§ **Aim of the task**
Extend the forum thread on Greenspan, quantitative easing, and the stimulus past its last sentence.

§ **Passage shown**
· · · · ·

Now, I am NO fan of this "let's raise taxes" guy, but I am likely to take his opinion over yours clown.
Someone get Hoss a pacifier.

nathanm

Greenspan was talking about QE and QE2, which have nothing to do with the stimulus. One is the Federal Reserve, the other is the Federal Government. Congress and the President get no say over monetary policy. Bernanke gets no say over fiscal policy.

QE did thaw out the credit markets and QE2 did manage to push commodity prices up, but I don't know that they had much effect otherwise. Banks are using most of the QE money for their own purposes rather than lending it out. Yet another example of how allowing commercial banks to have prop trading desks isn't a particularly great thing.
"Labor is prior to and independent of capital. Capital is only the fruit of labor, and could never have existed if labor had not first existed. Labor is the superior of capital, and deserves much the higher consideration" --Abraham Lincoln

guido911

Quote from: nathanm on June 30, 2011, 10:31:00 PM
Greenspan was talking about QE and QE2, which have nothing to do with the stimulus. One is the Federal Reserve, the other is the Federal Government. Congress and the President get no say over monetary policy. Bernanke gets no say over fiscal policy.

QE did thaw out the credit markets and QE2 did manage to push commodity prices up, but I don't know that they had much effect otherwise. Banks are using most of the QE money for their own purposes rather than lending it out. Yet another example of how allowing commercial banks to have prop trading desks isn't a particularly great thing.

Did you bother reading the damned post I was responding to? NO. As for Greenspan on stimulus, chew on this.

QuoteThe former head of the Federal Reserve said fiscal stimulus efforts have fallen far short of expectations, and the government now needs to get out of the way and allow businesses and markets to power the recovery.

"We have to find a way to simmer down the extent of activism that is going on" with government stimulus spending "and allow the economy to heal" itself, former Fed Chairman Alan Greenspan told a gathering held at the Council on Foreign Relations in New York on Wednesday.

At this point, "we'd probably be better off doing less than more" because "you'd be far better off to allow the normal market forces to operate here," Greenspan said. That's largely because stimulus spending is not proving as effective as many had hoped. "To the extent the evidence suggests very large deficits concurrently crowd out capital investment, there is a debit to the stimulus program that is somewhere between a third and a half of what the gross stimulus is," he said.

· · · · ·

§ **Entries supplied**
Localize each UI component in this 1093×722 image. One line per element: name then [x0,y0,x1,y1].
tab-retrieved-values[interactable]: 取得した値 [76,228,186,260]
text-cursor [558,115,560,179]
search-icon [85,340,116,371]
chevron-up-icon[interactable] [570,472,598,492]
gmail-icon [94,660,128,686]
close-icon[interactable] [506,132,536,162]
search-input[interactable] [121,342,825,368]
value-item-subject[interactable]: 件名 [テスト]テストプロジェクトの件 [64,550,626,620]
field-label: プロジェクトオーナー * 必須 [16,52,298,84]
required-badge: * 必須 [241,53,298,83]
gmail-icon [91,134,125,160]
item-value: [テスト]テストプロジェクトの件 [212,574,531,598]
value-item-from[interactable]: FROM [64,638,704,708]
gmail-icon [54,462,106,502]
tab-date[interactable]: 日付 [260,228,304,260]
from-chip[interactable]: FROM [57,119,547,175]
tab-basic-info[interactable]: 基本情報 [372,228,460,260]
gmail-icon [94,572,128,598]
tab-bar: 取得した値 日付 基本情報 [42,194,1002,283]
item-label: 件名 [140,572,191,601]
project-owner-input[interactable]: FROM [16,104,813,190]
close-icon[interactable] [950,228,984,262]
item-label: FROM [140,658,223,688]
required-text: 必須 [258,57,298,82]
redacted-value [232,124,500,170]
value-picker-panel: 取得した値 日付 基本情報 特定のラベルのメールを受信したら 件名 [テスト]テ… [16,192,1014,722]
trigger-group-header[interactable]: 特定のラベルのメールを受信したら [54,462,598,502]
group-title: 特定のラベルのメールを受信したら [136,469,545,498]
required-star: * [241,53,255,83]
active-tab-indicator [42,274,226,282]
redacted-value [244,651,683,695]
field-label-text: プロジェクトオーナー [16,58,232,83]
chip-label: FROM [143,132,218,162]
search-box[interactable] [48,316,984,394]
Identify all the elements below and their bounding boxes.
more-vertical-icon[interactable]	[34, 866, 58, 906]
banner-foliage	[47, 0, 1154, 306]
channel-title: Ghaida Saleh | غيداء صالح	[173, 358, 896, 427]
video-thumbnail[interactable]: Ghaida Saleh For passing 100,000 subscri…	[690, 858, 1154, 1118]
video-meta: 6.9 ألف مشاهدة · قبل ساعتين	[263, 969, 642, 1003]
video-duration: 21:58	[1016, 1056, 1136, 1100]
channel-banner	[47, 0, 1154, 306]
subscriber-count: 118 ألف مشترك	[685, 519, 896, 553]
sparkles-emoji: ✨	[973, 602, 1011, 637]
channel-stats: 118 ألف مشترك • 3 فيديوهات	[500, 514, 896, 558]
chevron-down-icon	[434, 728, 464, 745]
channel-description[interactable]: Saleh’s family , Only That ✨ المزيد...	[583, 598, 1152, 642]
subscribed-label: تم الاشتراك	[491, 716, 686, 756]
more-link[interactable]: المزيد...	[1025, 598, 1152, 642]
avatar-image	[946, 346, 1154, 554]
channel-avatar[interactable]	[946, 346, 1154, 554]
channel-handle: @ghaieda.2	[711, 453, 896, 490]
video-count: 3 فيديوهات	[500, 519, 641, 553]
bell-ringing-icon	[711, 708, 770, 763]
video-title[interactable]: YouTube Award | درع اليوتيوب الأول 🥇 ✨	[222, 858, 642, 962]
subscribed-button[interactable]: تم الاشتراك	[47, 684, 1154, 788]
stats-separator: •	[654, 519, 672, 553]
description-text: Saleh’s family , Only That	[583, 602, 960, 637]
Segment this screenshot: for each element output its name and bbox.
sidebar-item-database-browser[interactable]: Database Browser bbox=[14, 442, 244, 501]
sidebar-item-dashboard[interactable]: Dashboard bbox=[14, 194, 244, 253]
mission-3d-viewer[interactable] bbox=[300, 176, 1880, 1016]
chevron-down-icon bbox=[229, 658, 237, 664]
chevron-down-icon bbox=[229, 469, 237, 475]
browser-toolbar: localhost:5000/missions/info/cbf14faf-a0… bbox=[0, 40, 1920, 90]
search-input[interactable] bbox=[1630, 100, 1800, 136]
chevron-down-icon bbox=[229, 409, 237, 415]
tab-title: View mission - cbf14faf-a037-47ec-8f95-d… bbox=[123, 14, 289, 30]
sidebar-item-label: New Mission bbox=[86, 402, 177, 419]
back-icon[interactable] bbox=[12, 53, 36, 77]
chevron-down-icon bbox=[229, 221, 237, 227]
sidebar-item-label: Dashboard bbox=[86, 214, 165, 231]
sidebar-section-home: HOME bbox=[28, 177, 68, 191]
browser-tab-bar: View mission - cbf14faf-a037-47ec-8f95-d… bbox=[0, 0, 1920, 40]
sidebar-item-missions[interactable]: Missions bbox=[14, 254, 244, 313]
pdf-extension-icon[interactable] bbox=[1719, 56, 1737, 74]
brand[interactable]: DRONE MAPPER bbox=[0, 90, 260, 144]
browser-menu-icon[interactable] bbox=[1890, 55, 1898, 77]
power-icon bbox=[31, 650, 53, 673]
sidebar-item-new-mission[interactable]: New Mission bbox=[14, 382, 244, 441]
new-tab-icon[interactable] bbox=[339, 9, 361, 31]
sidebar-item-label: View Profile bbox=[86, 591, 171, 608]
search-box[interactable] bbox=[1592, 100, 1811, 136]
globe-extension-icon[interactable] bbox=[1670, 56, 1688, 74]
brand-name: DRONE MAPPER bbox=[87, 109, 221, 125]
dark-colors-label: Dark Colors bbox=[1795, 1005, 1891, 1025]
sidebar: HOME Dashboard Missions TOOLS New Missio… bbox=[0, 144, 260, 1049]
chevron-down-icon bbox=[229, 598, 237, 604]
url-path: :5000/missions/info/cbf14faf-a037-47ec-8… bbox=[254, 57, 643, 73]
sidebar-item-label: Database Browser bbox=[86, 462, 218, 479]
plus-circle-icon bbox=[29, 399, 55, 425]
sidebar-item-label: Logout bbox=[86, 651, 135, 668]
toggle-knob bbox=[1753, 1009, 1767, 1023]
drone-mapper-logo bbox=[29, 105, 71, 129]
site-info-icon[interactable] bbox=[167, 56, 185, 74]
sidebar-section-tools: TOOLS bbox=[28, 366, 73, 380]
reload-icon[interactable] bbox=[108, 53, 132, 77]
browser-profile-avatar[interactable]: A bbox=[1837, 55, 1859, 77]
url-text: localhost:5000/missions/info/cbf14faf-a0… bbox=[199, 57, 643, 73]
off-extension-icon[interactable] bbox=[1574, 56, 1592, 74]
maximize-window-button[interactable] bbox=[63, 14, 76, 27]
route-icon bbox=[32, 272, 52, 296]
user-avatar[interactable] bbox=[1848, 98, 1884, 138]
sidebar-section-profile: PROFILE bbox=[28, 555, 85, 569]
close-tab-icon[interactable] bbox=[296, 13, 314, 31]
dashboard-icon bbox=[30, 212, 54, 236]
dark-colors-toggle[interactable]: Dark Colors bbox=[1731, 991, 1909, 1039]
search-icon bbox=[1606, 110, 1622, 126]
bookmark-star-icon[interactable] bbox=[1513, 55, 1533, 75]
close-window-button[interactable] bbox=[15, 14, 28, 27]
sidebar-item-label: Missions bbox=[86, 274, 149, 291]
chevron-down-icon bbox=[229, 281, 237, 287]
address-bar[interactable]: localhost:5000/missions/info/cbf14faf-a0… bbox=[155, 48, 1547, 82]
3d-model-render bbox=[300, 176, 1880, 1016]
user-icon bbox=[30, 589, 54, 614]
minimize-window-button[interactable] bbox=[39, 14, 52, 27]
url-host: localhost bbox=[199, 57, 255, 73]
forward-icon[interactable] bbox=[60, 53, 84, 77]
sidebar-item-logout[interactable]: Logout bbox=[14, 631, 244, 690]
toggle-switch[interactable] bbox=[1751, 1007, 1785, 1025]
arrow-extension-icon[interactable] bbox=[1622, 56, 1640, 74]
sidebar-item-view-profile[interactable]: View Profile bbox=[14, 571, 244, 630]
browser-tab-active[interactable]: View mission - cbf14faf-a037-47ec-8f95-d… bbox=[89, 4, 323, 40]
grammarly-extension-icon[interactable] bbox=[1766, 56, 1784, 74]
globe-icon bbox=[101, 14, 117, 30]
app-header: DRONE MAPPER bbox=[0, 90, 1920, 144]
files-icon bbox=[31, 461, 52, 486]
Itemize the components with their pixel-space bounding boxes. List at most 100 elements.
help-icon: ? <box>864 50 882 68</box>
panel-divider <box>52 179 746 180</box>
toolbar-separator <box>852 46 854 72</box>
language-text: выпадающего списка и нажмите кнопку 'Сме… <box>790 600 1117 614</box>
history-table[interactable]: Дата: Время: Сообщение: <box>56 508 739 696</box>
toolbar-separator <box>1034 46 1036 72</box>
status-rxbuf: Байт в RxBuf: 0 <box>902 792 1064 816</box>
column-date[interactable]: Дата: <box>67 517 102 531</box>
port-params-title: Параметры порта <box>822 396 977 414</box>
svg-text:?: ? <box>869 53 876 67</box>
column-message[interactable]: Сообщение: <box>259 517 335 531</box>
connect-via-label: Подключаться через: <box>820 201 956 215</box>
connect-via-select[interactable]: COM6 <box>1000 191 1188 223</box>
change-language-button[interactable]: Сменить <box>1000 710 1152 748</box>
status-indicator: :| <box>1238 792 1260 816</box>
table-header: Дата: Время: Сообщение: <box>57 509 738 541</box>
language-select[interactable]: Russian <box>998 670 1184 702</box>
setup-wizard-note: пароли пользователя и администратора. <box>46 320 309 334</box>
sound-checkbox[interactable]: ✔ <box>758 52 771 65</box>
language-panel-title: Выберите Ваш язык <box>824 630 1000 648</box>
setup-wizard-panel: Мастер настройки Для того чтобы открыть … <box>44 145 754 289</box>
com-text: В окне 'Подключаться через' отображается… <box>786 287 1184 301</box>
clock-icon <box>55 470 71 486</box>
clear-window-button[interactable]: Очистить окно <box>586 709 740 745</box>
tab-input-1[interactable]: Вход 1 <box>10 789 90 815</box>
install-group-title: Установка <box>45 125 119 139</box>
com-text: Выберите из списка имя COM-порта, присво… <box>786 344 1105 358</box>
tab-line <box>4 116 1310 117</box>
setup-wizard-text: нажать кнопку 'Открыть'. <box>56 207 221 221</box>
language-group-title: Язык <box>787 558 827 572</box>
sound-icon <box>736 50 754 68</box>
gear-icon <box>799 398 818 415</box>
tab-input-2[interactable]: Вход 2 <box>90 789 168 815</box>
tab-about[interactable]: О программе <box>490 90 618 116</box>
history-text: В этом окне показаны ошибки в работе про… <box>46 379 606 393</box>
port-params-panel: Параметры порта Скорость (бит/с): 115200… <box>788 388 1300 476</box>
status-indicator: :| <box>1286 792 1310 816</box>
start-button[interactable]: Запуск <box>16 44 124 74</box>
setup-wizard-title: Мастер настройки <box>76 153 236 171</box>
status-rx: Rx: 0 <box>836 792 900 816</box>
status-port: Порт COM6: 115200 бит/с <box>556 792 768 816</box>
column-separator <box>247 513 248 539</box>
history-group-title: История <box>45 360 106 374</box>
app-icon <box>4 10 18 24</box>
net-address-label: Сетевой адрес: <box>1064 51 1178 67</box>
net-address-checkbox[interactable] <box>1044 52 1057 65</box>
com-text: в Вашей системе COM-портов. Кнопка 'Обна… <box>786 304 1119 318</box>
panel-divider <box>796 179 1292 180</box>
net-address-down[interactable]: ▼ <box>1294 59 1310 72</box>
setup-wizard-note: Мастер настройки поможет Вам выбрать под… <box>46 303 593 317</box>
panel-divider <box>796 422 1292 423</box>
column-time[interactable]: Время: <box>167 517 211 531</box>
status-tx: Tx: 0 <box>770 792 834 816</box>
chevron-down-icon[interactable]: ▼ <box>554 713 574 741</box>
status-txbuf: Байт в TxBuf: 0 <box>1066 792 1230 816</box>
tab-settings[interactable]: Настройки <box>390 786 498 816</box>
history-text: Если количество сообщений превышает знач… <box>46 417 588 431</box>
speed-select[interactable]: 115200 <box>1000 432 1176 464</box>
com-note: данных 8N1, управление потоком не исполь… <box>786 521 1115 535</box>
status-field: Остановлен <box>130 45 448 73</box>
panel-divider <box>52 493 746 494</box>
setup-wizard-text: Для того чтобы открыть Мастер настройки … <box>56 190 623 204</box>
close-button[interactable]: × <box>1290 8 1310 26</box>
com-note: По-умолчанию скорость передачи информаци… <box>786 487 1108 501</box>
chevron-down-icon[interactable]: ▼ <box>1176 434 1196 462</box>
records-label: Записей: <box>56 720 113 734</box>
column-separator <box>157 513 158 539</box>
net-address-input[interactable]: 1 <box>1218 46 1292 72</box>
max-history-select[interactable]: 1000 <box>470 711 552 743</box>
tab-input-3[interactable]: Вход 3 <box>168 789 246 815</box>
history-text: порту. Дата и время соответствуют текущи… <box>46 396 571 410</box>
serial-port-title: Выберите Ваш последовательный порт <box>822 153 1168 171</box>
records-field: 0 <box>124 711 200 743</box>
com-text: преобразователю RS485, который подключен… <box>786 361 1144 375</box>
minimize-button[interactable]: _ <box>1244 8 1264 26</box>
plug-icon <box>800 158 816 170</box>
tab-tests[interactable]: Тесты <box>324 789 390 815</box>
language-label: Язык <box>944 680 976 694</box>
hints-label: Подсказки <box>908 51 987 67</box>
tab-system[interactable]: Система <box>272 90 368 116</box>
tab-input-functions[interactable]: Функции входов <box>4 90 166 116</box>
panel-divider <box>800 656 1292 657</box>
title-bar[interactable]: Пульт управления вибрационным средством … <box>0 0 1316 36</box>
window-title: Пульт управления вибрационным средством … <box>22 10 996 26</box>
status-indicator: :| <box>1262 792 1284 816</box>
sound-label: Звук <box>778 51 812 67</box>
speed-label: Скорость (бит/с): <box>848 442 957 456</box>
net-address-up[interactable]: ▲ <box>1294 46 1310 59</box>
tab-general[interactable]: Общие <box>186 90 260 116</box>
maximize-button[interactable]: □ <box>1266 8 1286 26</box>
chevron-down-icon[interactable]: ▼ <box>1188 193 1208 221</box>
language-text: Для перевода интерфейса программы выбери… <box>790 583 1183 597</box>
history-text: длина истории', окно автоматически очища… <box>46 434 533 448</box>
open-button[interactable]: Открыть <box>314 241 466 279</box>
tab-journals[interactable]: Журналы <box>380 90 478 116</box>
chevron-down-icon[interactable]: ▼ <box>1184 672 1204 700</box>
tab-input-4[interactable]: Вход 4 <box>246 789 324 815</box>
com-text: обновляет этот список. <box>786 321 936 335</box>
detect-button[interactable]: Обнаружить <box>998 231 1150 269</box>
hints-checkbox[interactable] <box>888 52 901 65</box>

· · · · ·

§ **Answer box**
[Emphasis added]. http://blogs.wsj.com/economics/2010/09/15/greenspan-fiscal-stimulus-worked-far-less-than-expected/?mod=rss_WSJBlog&mod=marketbeat

And in March 2011:

QuoteBut with Republicans in control of the House, Greenspan's views are starting to gain an audience again. Many Republicans share his opinion that intervention has created uncertainty and deterred private sector investing.

Greenspan targeted deficits created by the $787 billion 2009 Recovery Act as the main culprit behind the current sputtering recovery.

Why are deficits to blame?

Greenspan said the Treasury Department's borrowing "crowds out" companies from finding similarly low interest rates to borrow funds for capital investments on equipment and plants.

[Emphasis added]. http://money.cnn.com/2011/03/15/news/economy/alan_greenspan_recovery/index.htm

Please interpret for us what Greenspan meant in the two above articles? Because to me, it seems stimulus, QE, and QE2, all failed in his eyes.
Someone get Hoss a pacifier.

nathanm

lol, you actually listen to the guy whose policies caused the housing bubble?
"Labor is prior to and independent of capital. Capital is only the fruit of labor, and could never have existed if labor had not first existed. Labor is the superior of capital, and deserves much the higher consideration" --Abraham Lincoln

guido911

Quote from: nathanm on June 30, 2011, 11:28:58 PM
lol, you actually listen to the guy whose policies caused the housing bubble?

And here we go again. Change the subject or

Someone get Hoss a pacifier.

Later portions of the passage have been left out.